_EXERCISE GOAL_
Return exactly the lines from the one containing "Parse this chart and return its data as JSON." through the last line of the records below, both included, and leave out any pictures.

_DATA TO PROCESS_
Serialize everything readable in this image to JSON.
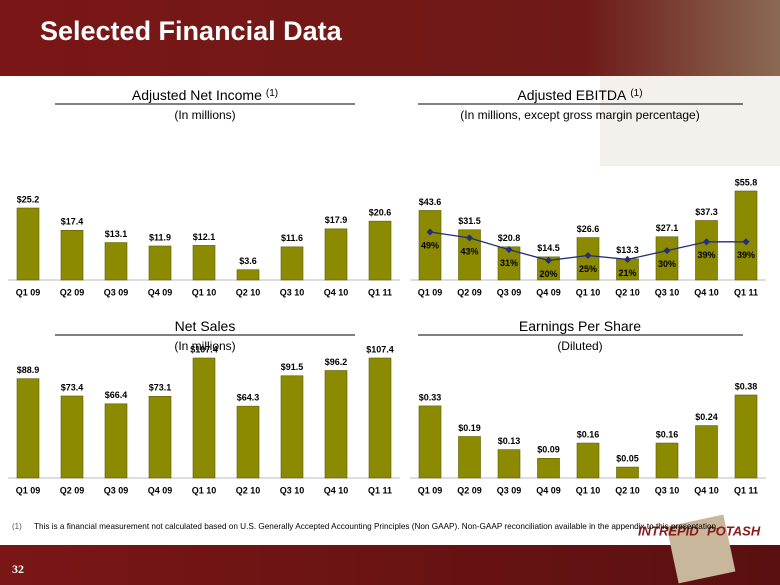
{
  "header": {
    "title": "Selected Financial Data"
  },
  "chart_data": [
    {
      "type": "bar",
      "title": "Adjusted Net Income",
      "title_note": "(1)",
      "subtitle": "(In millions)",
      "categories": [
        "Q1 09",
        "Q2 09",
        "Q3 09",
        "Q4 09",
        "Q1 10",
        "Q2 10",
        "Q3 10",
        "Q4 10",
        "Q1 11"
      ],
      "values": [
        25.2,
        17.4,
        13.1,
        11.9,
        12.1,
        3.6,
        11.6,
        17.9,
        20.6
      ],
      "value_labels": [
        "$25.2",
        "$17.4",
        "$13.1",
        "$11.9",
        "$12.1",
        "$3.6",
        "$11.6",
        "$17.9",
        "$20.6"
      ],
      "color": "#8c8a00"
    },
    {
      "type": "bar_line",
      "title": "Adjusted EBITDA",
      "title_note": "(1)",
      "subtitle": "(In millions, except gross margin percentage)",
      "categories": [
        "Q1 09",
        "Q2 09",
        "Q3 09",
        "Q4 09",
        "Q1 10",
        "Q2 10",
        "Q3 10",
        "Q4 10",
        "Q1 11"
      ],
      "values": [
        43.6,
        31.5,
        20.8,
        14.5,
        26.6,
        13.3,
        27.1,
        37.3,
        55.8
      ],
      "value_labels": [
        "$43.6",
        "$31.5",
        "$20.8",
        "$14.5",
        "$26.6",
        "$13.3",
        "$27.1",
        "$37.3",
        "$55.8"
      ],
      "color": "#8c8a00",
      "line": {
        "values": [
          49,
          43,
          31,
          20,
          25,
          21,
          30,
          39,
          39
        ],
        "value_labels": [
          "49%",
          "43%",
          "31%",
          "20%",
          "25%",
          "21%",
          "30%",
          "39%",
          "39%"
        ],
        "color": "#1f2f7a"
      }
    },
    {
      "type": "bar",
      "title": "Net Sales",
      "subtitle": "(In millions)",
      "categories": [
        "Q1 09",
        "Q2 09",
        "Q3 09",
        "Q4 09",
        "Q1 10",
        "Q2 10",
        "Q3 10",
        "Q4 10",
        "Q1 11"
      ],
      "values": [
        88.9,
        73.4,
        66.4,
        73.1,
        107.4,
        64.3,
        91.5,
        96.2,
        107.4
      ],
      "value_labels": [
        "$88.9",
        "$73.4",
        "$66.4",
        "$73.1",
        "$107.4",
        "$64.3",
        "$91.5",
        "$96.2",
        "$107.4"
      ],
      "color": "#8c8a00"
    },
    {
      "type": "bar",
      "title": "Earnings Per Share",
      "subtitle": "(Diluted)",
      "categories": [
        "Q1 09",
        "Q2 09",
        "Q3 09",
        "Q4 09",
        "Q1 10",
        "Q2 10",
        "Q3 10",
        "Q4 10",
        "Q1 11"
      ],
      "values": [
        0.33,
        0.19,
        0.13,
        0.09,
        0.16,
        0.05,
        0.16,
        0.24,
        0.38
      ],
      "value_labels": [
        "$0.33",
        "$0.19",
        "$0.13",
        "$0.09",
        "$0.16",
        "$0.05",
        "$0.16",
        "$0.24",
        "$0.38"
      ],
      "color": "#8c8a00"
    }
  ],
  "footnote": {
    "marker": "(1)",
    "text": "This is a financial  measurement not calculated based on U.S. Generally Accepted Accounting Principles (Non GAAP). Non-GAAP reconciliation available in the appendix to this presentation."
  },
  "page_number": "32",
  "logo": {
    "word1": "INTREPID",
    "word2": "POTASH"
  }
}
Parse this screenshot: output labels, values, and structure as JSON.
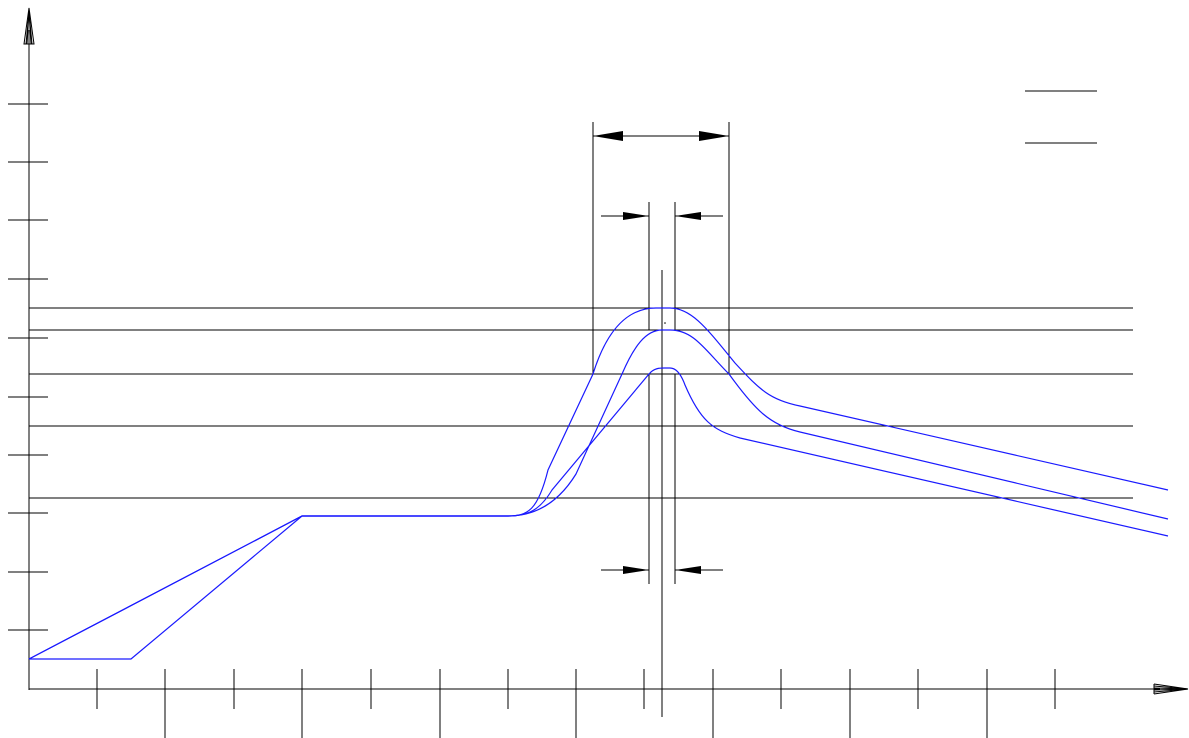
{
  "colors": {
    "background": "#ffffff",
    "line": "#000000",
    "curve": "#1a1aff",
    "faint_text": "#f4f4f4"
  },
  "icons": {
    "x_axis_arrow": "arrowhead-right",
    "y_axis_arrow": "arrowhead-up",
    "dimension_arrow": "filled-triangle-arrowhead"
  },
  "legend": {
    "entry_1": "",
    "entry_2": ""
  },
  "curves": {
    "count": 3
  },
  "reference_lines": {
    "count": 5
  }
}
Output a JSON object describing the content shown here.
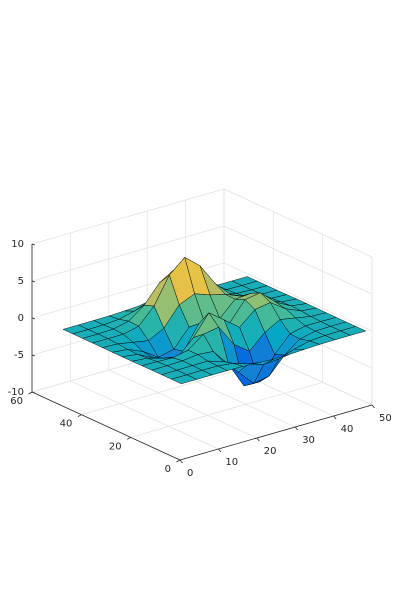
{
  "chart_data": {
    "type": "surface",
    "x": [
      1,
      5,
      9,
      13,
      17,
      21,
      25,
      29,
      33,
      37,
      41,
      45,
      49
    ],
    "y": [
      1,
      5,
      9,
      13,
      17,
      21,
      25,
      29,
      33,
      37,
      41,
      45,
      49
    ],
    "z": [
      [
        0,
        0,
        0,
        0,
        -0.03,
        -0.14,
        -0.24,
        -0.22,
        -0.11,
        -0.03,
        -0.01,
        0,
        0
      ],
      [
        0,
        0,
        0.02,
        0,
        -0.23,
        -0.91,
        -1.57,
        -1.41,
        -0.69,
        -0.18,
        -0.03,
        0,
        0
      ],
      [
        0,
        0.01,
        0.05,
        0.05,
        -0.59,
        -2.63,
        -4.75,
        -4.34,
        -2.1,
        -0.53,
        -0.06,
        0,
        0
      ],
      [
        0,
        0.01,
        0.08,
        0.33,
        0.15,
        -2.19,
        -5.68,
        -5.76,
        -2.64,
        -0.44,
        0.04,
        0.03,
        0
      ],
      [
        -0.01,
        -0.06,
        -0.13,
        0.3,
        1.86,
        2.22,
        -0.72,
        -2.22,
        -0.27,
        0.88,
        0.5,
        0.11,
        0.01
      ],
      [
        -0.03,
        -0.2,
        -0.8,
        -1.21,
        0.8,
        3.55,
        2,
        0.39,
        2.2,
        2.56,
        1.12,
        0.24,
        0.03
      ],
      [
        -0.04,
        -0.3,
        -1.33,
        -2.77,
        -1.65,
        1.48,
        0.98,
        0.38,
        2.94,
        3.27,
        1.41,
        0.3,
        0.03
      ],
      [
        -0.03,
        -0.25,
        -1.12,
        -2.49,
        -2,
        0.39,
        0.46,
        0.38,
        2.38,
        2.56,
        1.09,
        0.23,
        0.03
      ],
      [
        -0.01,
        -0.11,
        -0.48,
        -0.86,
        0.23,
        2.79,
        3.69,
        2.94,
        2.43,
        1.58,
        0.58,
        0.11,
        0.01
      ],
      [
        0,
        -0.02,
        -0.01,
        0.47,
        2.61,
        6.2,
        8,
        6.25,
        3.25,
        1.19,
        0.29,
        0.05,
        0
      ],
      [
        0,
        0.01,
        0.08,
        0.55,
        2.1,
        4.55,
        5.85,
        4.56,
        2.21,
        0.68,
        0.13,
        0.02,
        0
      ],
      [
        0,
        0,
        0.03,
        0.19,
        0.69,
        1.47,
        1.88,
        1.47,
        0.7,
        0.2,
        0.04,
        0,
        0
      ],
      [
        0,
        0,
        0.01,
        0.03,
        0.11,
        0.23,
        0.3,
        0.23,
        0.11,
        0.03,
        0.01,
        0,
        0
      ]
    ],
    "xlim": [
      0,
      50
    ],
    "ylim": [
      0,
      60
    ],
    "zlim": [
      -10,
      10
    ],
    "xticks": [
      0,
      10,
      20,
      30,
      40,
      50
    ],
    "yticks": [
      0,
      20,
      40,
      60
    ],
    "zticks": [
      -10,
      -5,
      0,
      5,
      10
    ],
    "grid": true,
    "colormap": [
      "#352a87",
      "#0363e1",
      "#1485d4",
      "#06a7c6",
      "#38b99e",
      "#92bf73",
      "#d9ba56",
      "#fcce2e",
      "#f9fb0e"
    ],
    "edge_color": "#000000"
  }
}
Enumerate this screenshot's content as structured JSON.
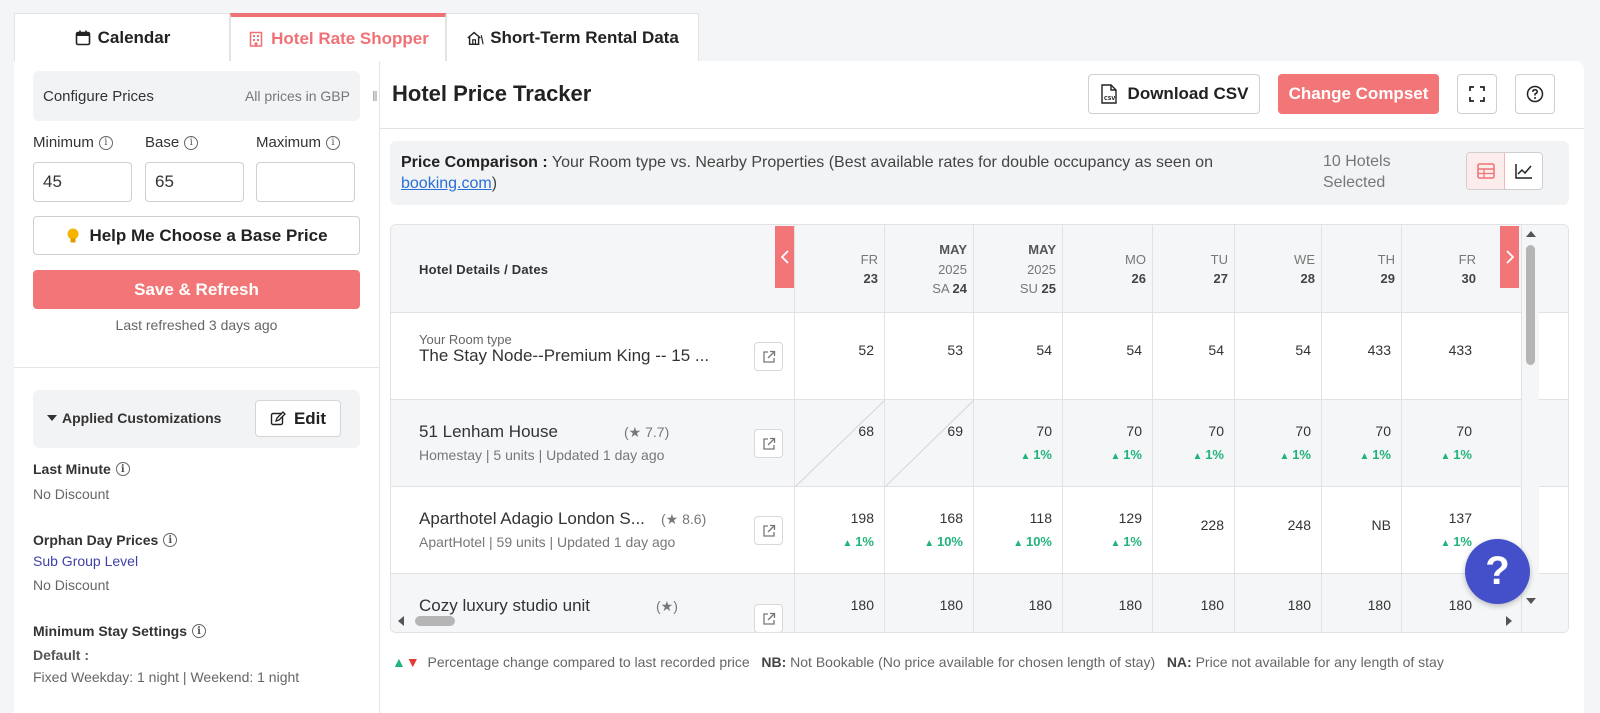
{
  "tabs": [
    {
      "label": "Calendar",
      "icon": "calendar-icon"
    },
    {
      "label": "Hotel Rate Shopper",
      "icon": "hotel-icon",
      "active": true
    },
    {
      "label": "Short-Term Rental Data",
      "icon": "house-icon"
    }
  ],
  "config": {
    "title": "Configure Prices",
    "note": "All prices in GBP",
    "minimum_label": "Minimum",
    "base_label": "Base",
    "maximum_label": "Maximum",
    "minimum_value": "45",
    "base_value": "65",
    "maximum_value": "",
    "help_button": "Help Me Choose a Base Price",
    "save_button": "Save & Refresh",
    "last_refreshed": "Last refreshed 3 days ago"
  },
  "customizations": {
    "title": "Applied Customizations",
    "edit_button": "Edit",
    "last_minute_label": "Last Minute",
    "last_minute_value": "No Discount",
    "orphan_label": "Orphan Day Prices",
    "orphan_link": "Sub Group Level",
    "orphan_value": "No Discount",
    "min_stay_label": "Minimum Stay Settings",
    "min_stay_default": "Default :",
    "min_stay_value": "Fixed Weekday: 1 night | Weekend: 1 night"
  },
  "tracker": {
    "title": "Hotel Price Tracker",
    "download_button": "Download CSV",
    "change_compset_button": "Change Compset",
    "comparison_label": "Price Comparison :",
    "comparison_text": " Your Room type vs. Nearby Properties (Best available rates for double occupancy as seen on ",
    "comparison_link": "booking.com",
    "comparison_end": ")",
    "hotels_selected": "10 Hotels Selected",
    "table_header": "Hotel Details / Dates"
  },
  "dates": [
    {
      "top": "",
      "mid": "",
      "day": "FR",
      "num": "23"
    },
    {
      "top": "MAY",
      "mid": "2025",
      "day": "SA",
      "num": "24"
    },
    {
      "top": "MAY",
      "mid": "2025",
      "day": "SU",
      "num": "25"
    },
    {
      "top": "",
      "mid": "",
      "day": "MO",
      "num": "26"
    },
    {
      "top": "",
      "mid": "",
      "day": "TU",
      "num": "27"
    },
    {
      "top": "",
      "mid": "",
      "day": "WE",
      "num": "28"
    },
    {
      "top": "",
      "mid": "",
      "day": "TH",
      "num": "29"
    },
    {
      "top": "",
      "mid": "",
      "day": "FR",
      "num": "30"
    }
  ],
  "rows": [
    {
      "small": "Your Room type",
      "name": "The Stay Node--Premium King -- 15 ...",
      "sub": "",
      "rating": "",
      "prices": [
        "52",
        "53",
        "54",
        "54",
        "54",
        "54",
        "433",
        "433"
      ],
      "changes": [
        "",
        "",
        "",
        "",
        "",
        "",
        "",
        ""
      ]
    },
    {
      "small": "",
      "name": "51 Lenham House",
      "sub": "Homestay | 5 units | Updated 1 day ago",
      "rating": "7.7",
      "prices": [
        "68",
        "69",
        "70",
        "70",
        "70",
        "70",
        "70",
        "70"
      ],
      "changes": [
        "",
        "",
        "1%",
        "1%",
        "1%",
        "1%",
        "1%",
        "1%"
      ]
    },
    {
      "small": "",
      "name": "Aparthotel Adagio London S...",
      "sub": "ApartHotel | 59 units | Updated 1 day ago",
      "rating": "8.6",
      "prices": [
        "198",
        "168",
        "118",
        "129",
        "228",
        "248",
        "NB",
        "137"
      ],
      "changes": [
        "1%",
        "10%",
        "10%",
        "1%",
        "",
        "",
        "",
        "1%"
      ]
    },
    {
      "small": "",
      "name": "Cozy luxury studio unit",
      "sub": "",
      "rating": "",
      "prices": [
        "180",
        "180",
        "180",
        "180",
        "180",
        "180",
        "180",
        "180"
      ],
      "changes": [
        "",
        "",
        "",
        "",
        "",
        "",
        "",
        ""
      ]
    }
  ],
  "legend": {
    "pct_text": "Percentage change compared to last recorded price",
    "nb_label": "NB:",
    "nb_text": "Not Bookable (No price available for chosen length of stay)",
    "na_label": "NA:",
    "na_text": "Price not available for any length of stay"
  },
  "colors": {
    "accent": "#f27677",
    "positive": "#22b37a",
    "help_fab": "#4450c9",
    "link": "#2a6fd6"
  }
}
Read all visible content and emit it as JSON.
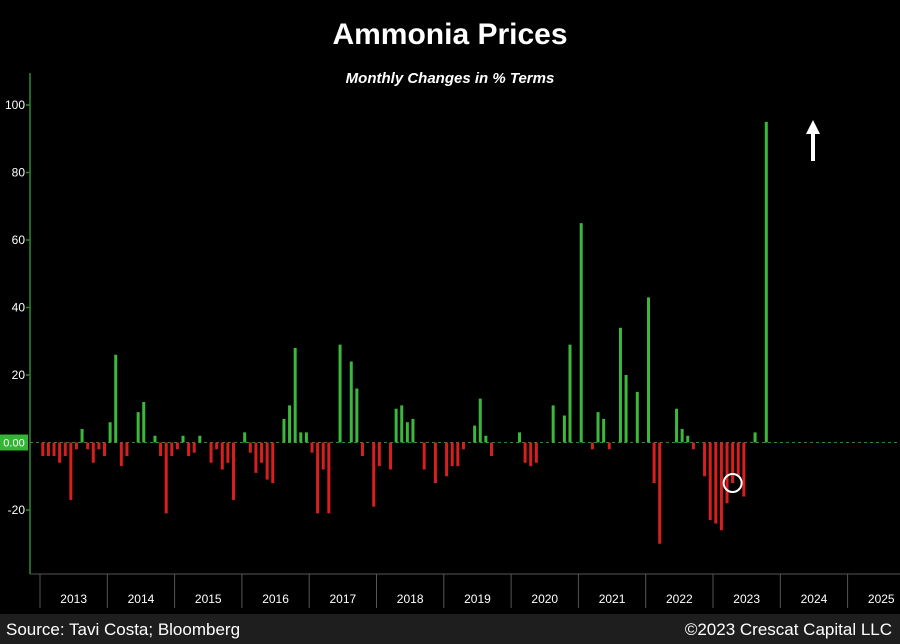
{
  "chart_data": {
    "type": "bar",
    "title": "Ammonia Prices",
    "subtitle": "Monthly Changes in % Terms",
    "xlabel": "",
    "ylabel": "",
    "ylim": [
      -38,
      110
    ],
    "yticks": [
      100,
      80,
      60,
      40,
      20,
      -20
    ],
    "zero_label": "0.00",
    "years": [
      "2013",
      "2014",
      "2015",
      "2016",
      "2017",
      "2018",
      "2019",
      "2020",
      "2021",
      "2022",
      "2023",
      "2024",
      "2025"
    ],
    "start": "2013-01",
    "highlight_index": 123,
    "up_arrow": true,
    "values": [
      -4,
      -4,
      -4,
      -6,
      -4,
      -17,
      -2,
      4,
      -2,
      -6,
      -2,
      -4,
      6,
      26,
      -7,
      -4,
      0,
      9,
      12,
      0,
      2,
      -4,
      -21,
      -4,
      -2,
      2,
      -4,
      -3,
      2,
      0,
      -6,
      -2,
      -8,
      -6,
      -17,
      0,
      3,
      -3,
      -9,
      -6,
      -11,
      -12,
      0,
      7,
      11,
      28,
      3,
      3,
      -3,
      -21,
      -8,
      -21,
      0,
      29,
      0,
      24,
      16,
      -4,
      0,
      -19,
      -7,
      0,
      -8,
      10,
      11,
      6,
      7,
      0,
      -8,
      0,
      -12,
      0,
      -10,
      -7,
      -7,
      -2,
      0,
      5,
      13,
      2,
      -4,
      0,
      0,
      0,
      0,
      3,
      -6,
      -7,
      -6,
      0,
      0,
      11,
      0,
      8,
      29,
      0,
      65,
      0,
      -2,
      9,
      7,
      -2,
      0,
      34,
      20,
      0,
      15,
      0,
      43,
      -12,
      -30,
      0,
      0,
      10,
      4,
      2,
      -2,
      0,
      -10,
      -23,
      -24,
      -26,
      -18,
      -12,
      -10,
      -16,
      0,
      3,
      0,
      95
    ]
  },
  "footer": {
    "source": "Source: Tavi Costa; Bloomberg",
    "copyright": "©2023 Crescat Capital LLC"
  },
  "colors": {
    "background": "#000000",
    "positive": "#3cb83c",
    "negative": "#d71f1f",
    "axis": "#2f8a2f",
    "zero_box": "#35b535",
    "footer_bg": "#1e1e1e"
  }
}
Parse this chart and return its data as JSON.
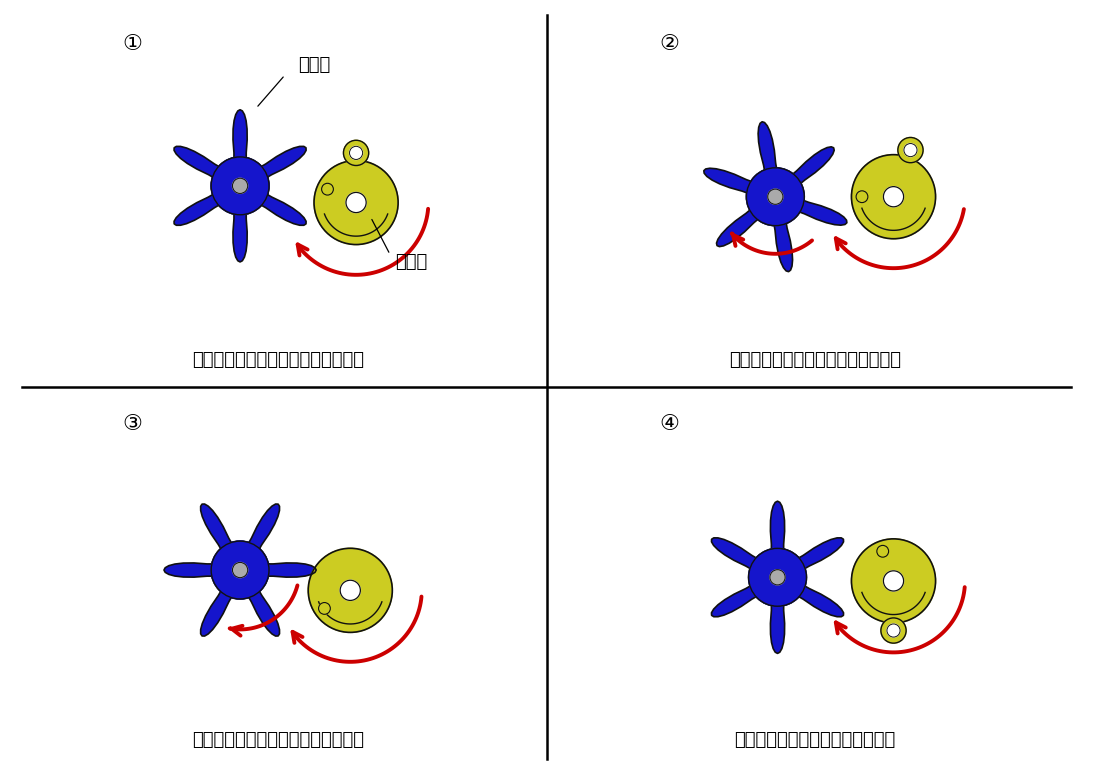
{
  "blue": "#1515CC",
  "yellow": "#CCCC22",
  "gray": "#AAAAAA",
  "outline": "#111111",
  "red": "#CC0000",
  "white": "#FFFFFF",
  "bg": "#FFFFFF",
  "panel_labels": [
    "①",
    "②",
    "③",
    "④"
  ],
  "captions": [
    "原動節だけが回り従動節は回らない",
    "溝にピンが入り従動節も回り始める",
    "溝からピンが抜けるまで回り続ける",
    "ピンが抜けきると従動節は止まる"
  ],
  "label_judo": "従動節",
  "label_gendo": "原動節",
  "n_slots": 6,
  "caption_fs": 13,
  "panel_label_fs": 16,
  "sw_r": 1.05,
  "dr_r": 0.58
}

_RESPONSE TO THIS EXERCISE_
Parse this chart and return its data as JSON.
{
  "blue": "#1515CC",
  "yellow": "#CCCC22",
  "gray": "#AAAAAA",
  "outline": "#111111",
  "red": "#CC0000",
  "white": "#FFFFFF",
  "bg": "#FFFFFF",
  "panel_labels": [
    "①",
    "②",
    "③",
    "④"
  ],
  "captions": [
    "原動節だけが回り従動節は回らない",
    "溝にピンが入り従動節も回り始める",
    "溝からピンが抜けるまで回り続ける",
    "ピンが抜けきると従動節は止まる"
  ],
  "label_judo": "従動節",
  "label_gendo": "原動節",
  "n_slots": 6,
  "caption_fs": 13,
  "panel_label_fs": 16,
  "sw_r": 1.05,
  "dr_r": 0.58
}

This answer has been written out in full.